**What to produce:**
Print the records below word for word, but leave out the pictures.

**Record set:**
━━━━
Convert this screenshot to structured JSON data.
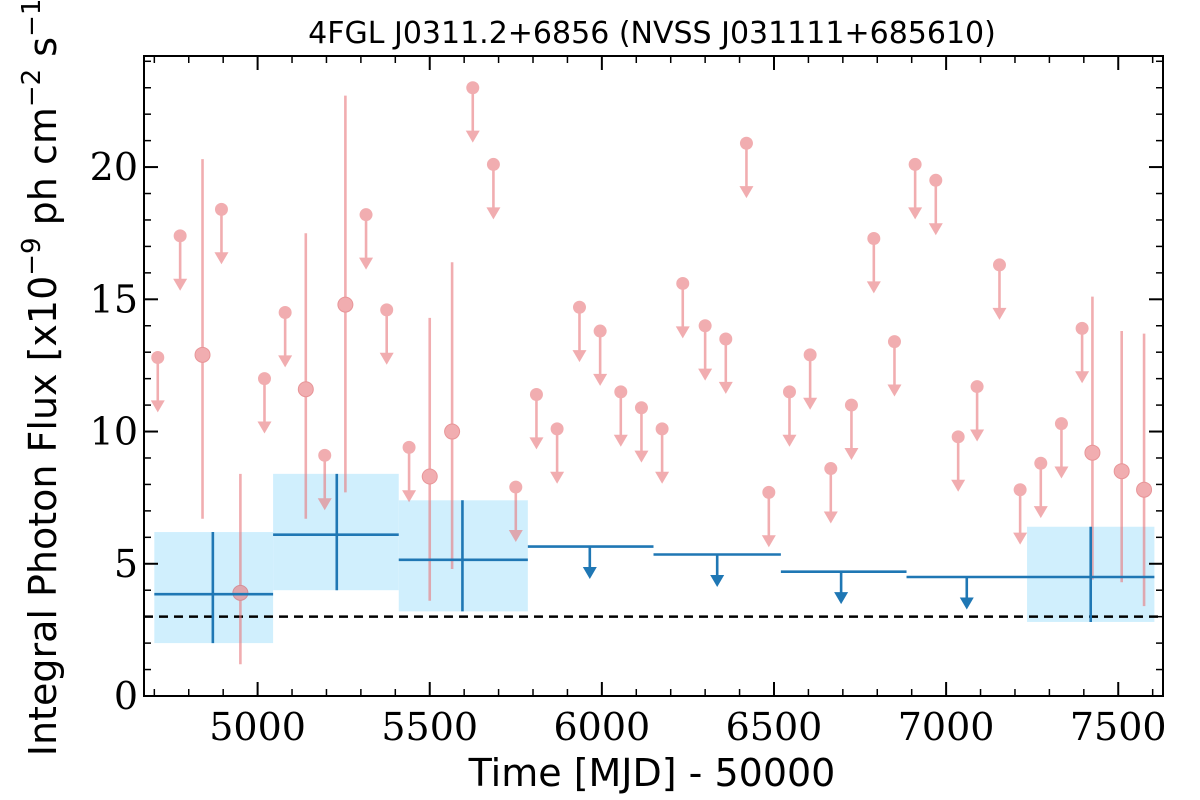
{
  "chart_data": {
    "type": "scatter",
    "title": "4FGL J0311.2+6856 (NVSS J031111+685610)",
    "xlabel": "Time [MJD] - 50000",
    "ylabel_prefix": "Integral Photon Flux [x10",
    "ylabel_exp1": "−9",
    "ylabel_mid": " ph cm",
    "ylabel_exp2": "−2",
    "ylabel_mid2": " s",
    "ylabel_exp3": "−1",
    "ylabel_suffix": "]",
    "xlim": [
      4670,
      7630
    ],
    "ylim": [
      0,
      24.2
    ],
    "x_ticks": [
      5000,
      5500,
      6000,
      6500,
      7000,
      7500
    ],
    "x_tick_labels": [
      "5000",
      "5500",
      "6000",
      "6500",
      "7000",
      "7500"
    ],
    "y_ticks": [
      0,
      5,
      10,
      15,
      20
    ],
    "y_tick_labels": [
      "0",
      "5",
      "10",
      "15",
      "20"
    ],
    "reference_line": 3.0,
    "colors": {
      "short": "#e8787c",
      "long": "#1f77b4",
      "band": "#cdeefd",
      "ref": "#000000"
    },
    "short_bin_points": [
      {
        "x": 4950,
        "y": 3.9,
        "err": [
          1.2,
          8.4
        ]
      },
      {
        "x": 5140,
        "y": 11.6,
        "err": [
          6.7,
          17.5
        ]
      },
      {
        "x": 4840,
        "y": 12.9,
        "err": [
          6.7,
          20.3
        ]
      },
      {
        "x": 5255,
        "y": 14.8,
        "err": [
          7.7,
          22.7
        ]
      },
      {
        "x": 5500,
        "y": 8.3,
        "err": [
          3.6,
          14.3
        ]
      },
      {
        "x": 5565,
        "y": 10.0,
        "err": [
          4.8,
          16.4
        ]
      },
      {
        "x": 7425,
        "y": 9.2,
        "err": [
          4.4,
          15.1
        ]
      },
      {
        "x": 7510,
        "y": 8.5,
        "err": [
          4.3,
          13.8
        ]
      },
      {
        "x": 7575,
        "y": 7.8,
        "err": [
          3.4,
          13.7
        ]
      }
    ],
    "short_bin_upper_limits": [
      {
        "x": 4710,
        "y": 12.8
      },
      {
        "x": 4775,
        "y": 17.4
      },
      {
        "x": 4895,
        "y": 18.4
      },
      {
        "x": 5020,
        "y": 12.0
      },
      {
        "x": 5080,
        "y": 14.5
      },
      {
        "x": 5195,
        "y": 9.1
      },
      {
        "x": 5315,
        "y": 18.2
      },
      {
        "x": 5375,
        "y": 14.6
      },
      {
        "x": 5440,
        "y": 9.4
      },
      {
        "x": 5625,
        "y": 23.0
      },
      {
        "x": 5685,
        "y": 20.1
      },
      {
        "x": 5750,
        "y": 7.9
      },
      {
        "x": 5810,
        "y": 11.4
      },
      {
        "x": 5870,
        "y": 10.1
      },
      {
        "x": 5935,
        "y": 14.7
      },
      {
        "x": 5995,
        "y": 13.8
      },
      {
        "x": 6055,
        "y": 11.5
      },
      {
        "x": 6115,
        "y": 10.9
      },
      {
        "x": 6175,
        "y": 10.1
      },
      {
        "x": 6235,
        "y": 15.6
      },
      {
        "x": 6300,
        "y": 14.0
      },
      {
        "x": 6360,
        "y": 13.5
      },
      {
        "x": 6420,
        "y": 20.9
      },
      {
        "x": 6485,
        "y": 7.7
      },
      {
        "x": 6545,
        "y": 11.5
      },
      {
        "x": 6605,
        "y": 12.9
      },
      {
        "x": 6665,
        "y": 8.6
      },
      {
        "x": 6725,
        "y": 11.0
      },
      {
        "x": 6790,
        "y": 17.3
      },
      {
        "x": 6850,
        "y": 13.4
      },
      {
        "x": 6910,
        "y": 20.1
      },
      {
        "x": 6970,
        "y": 19.5
      },
      {
        "x": 7035,
        "y": 9.8
      },
      {
        "x": 7090,
        "y": 11.7
      },
      {
        "x": 7155,
        "y": 16.3
      },
      {
        "x": 7215,
        "y": 7.8
      },
      {
        "x": 7275,
        "y": 8.8
      },
      {
        "x": 7335,
        "y": 10.3
      },
      {
        "x": 7395,
        "y": 13.9
      }
    ],
    "long_bin_points": [
      {
        "x": 4870,
        "x0": 4700,
        "x1": 5045,
        "y": 3.85,
        "y_lo": 2.0,
        "y_hi": 6.2
      },
      {
        "x": 5230,
        "x0": 5045,
        "x1": 5410,
        "y": 6.1,
        "y_lo": 4.0,
        "y_hi": 8.4
      },
      {
        "x": 5595,
        "x0": 5410,
        "x1": 5785,
        "y": 5.15,
        "y_lo": 3.2,
        "y_hi": 7.4
      },
      {
        "x": 7420,
        "x0": 7235,
        "x1": 7605,
        "y": 4.5,
        "y_lo": 2.8,
        "y_hi": 6.4
      }
    ],
    "long_bin_upper_limits": [
      {
        "x": 5965,
        "x0": 5785,
        "x1": 6150,
        "y": 5.65
      },
      {
        "x": 6335,
        "x0": 6150,
        "x1": 6520,
        "y": 5.35
      },
      {
        "x": 6695,
        "x0": 6520,
        "x1": 6885,
        "y": 4.7
      },
      {
        "x": 7060,
        "x0": 6885,
        "x1": 7235,
        "y": 4.5
      }
    ]
  }
}
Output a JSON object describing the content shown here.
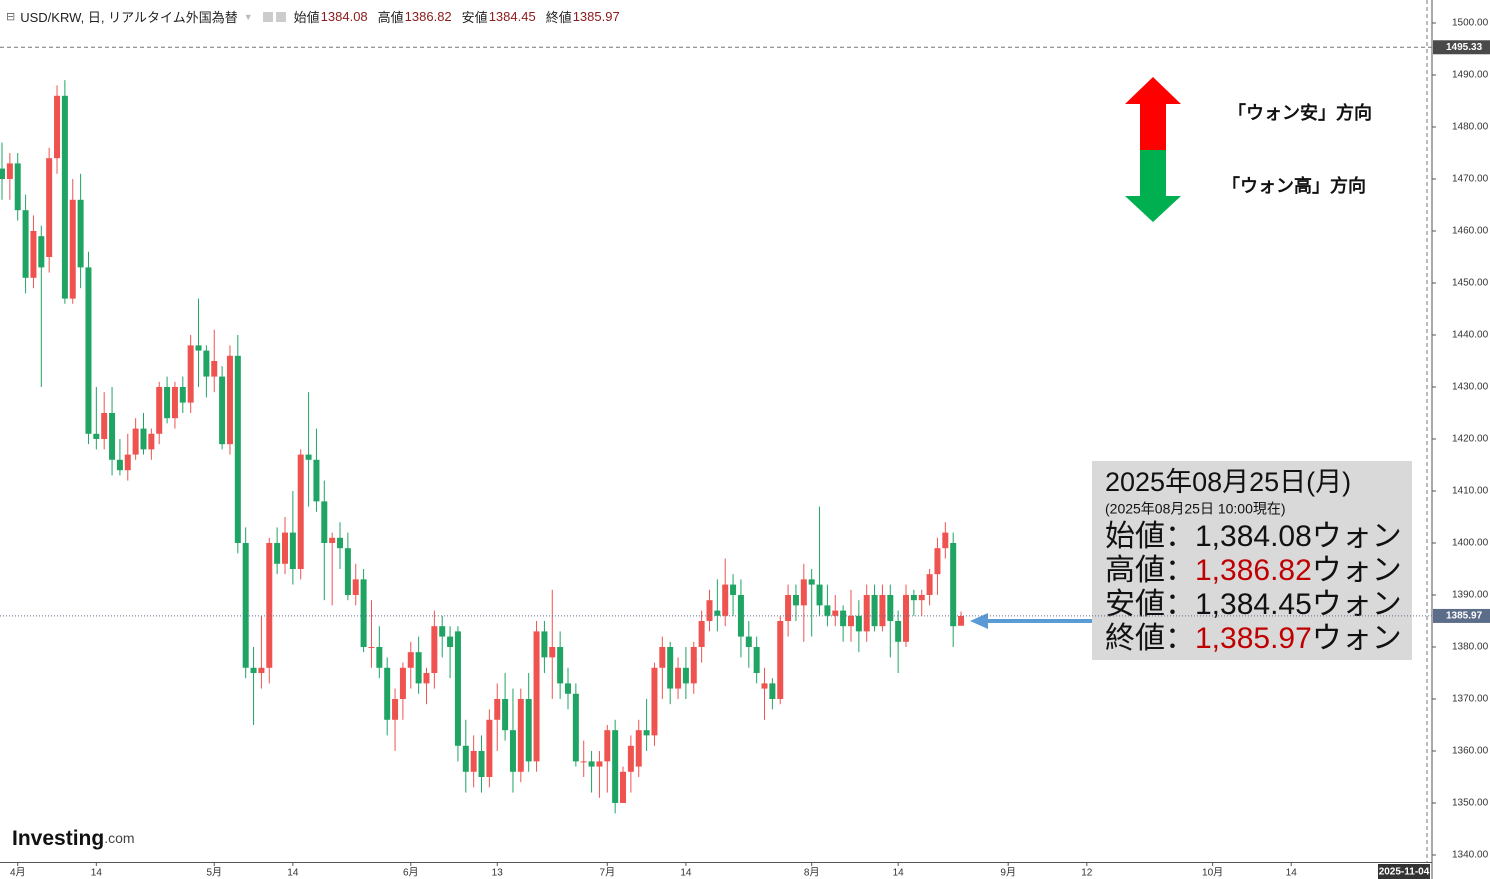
━━━━
**Response:**
Convert this screenshot to structured JSON data.
{
  "chart_data": {
    "type": "scatter",
    "title": "4FGL J0311.2+6856 (NVSS J031111+685610)",
    "xlabel": "Time [MJD] - 50000",
    "ylabel_prefix": "Integral Photon Flux [x10",
    "ylabel_exp1": "−9",
    "ylabel_mid": " ph cm",
    "ylabel_exp2": "−2",
    "ylabel_mid2": " s",
    "ylabel_exp3": "−1",
    "ylabel_suffix": "]",
    "xlim": [
      4670,
      7630
    ],
    "ylim": [
      0,
      24.2
    ],
    "x_ticks": [
      5000,
      5500,
      6000,
      6500,
      7000,
      7500
    ],
    "x_tick_labels": [
      "5000",
      "5500",
      "6000",
      "6500",
      "7000",
      "7500"
    ],
    "y_ticks": [
      0,
      5,
      10,
      15,
      20
    ],
    "y_tick_labels": [
      "0",
      "5",
      "10",
      "15",
      "20"
    ],
    "reference_line": 3.0,
    "colors": {
      "short": "#e8787c",
      "long": "#1f77b4",
      "band": "#cdeefd",
      "ref": "#000000"
    },
    "short_bin_points": [
      {
        "x": 4950,
        "y": 3.9,
        "err": [
          1.2,
          8.4
        ]
      },
      {
        "x": 5140,
        "y": 11.6,
        "err": [
          6.7,
          17.5
        ]
      },
      {
        "x": 4840,
        "y": 12.9,
        "err": [
          6.7,
          20.3
        ]
      },
      {
        "x": 5255,
        "y": 14.8,
        "err": [
          7.7,
          22.7
        ]
      },
      {
        "x": 5500,
        "y": 8.3,
        "err": [
          3.6,
          14.3
        ]
      },
      {
        "x": 5565,
        "y": 10.0,
        "err": [
          4.8,
          16.4
        ]
      },
      {
        "x": 7425,
        "y": 9.2,
        "err": [
          4.4,
          15.1
        ]
      },
      {
        "x": 7510,
        "y": 8.5,
        "err": [
          4.3,
          13.8
        ]
      },
      {
        "x": 7575,
        "y": 7.8,
        "err": [
          3.4,
          13.7
        ]
      }
    ],
    "short_bin_upper_limits": [
      {
        "x": 4710,
        "y": 12.8
      },
      {
        "x": 4775,
        "y": 17.4
      },
      {
        "x": 4895,
        "y": 18.4
      },
      {
        "x": 5020,
        "y": 12.0
      },
      {
        "x": 5080,
        "y": 14.5
      },
      {
        "x": 5195,
        "y": 9.1
      },
      {
        "x": 5315,
        "y": 18.2
      },
      {
        "x": 5375,
        "y": 14.6
      },
      {
        "x": 5440,
        "y": 9.4
      },
      {
        "x": 5625,
        "y": 23.0
      },
      {
        "x": 5685,
        "y": 20.1
      },
      {
        "x": 5750,
        "y": 7.9
      },
      {
        "x": 5810,
        "y": 11.4
      },
      {
        "x": 5870,
        "y": 10.1
      },
      {
        "x": 5935,
        "y": 14.7
      },
      {
        "x": 5995,
        "y": 13.8
      },
      {
        "x": 6055,
        "y": 11.5
      },
      {
        "x": 6115,
        "y": 10.9
      },
      {
        "x": 6175,
        "y": 10.1
      },
      {
        "x": 6235,
        "y": 15.6
      },
      {
        "x": 6300,
        "y": 14.0
      },
      {
        "x": 6360,
        "y": 13.5
      },
      {
        "x": 6420,
        "y": 20.9
      },
      {
        "x": 6485,
        "y": 7.7
      },
      {
        "x": 6545,
        "y": 11.5
      },
      {
        "x": 6605,
        "y": 12.9
      },
      {
        "x": 6665,
        "y": 8.6
      },
      {
        "x": 6725,
        "y": 11.0
      },
      {
        "x": 6790,
        "y": 17.3
      },
      {
        "x": 6850,
        "y": 13.4
      },
      {
        "x": 6910,
        "y": 20.1
      },
      {
        "x": 6970,
        "y": 19.5
      },
      {
        "x": 7035,
        "y": 9.8
      },
      {
        "x": 7090,
        "y": 11.7
      },
      {
        "x": 7155,
        "y": 16.3
      },
      {
        "x": 7215,
        "y": 7.8
      },
      {
        "x": 7275,
        "y": 8.8
      },
      {
        "x": 7335,
        "y": 10.3
      },
      {
        "x": 7395,
        "y": 13.9
      }
    ],
    "long_bin_points": [
      {
        "x": 4870,
        "x0": 4700,
        "x1": 5045,
        "y": 3.85,
        "y_lo": 2.0,
        "y_hi": 6.2
      },
      {
        "x": 5230,
        "x0": 5045,
        "x1": 5410,
        "y": 6.1,
        "y_lo": 4.0,
        "y_hi": 8.4
      },
      {
        "x": 5595,
        "x0": 5410,
        "x1": 5785,
        "y": 5.15,
        "y_lo": 3.2,
        "y_hi": 7.4
      },
      {
        "x": 7420,
        "x0": 7235,
        "x1": 7605,
        "y": 4.5,
        "y_lo": 2.8,
        "y_hi": 6.4
      }
    ],
    "long_bin_upper_limits": [
      {
        "x": 5965,
        "x0": 5785,
        "x1": 6150,
        "y": 5.65
      },
      {
        "x": 6335,
        "x0": 6150,
        "x1": 6520,
        "y": 5.35
      },
      {
        "x": 6695,
        "x0": 6520,
        "x1": 6885,
        "y": 4.7
      },
      {
        "x": 7060,
        "x0": 6885,
        "x1": 7235,
        "y": 4.5
      }
    ]
  }
}
Output a JSON object describing the content shown here.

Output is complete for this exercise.